- _Problem_: Leave out the pictures and copy each record below exactly.

- _Supplied information_:
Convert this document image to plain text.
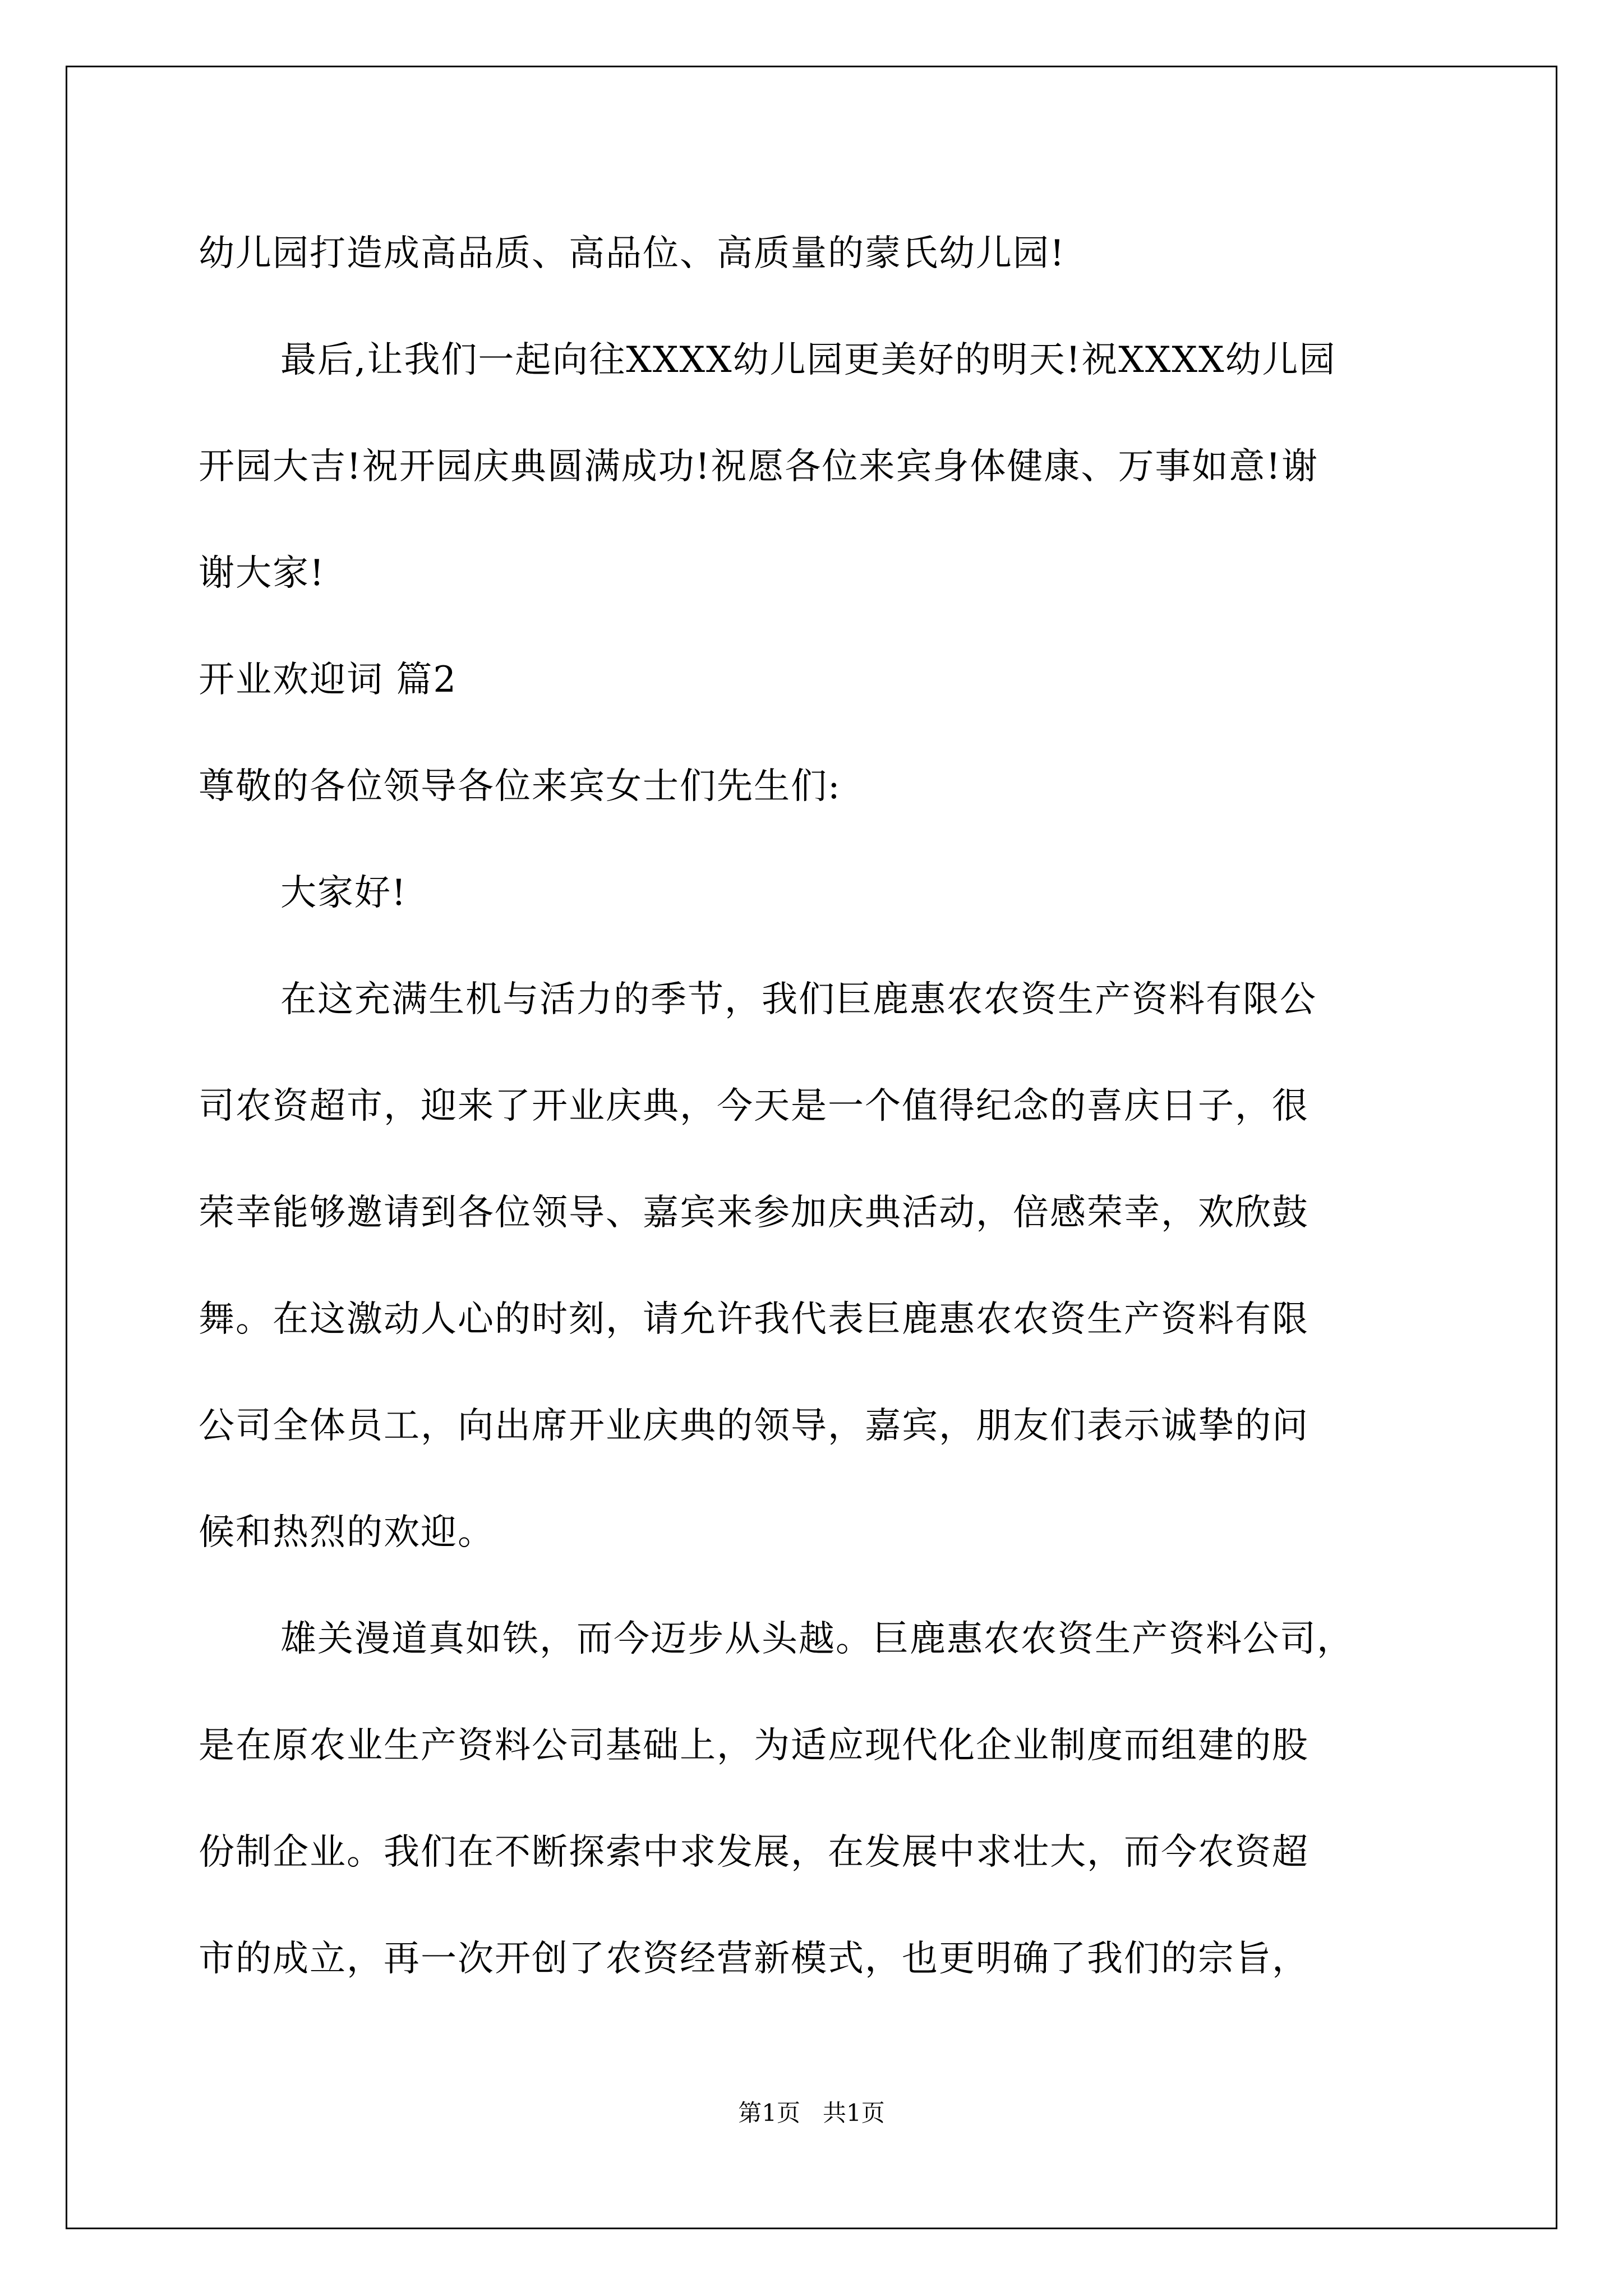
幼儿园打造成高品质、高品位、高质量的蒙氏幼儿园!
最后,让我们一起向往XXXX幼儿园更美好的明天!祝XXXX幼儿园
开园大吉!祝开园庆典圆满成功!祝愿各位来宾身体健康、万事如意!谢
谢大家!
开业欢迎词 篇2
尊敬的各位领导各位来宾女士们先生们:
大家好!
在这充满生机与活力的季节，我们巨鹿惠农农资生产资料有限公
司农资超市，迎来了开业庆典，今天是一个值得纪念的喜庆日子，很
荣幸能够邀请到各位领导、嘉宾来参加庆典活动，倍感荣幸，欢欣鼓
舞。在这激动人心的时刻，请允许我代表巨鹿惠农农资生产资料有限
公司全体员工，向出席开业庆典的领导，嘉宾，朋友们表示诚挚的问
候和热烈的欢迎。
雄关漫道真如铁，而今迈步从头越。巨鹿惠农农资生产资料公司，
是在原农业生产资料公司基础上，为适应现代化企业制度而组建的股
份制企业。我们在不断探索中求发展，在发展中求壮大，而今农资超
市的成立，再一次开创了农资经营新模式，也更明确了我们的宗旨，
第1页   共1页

- _The output_:
Convert this document image to plain text.
幼儿园打造成高品质、高品位、高质量的蒙氏幼儿园!
最后,让我们一起向往XXXX幼儿园更美好的明天!祝XXXX幼儿园
开园大吉!祝开园庆典圆满成功!祝愿各位来宾身体健康、万事如意!谢
谢大家!
开业欢迎词 篇2
尊敬的各位领导各位来宾女士们先生们:
大家好!
在这充满生机与活力的季节，我们巨鹿惠农农资生产资料有限公
司农资超市，迎来了开业庆典，今天是一个值得纪念的喜庆日子，很
荣幸能够邀请到各位领导、嘉宾来参加庆典活动，倍感荣幸，欢欣鼓
舞。在这激动人心的时刻，请允许我代表巨鹿惠农农资生产资料有限
公司全体员工，向出席开业庆典的领导，嘉宾，朋友们表示诚挚的问
候和热烈的欢迎。
雄关漫道真如铁，而今迈步从头越。巨鹿惠农农资生产资料公司，
是在原农业生产资料公司基础上，为适应现代化企业制度而组建的股
份制企业。我们在不断探索中求发展，在发展中求壮大，而今农资超
市的成立，再一次开创了农资经营新模式，也更明确了我们的宗旨，
第1页   共1页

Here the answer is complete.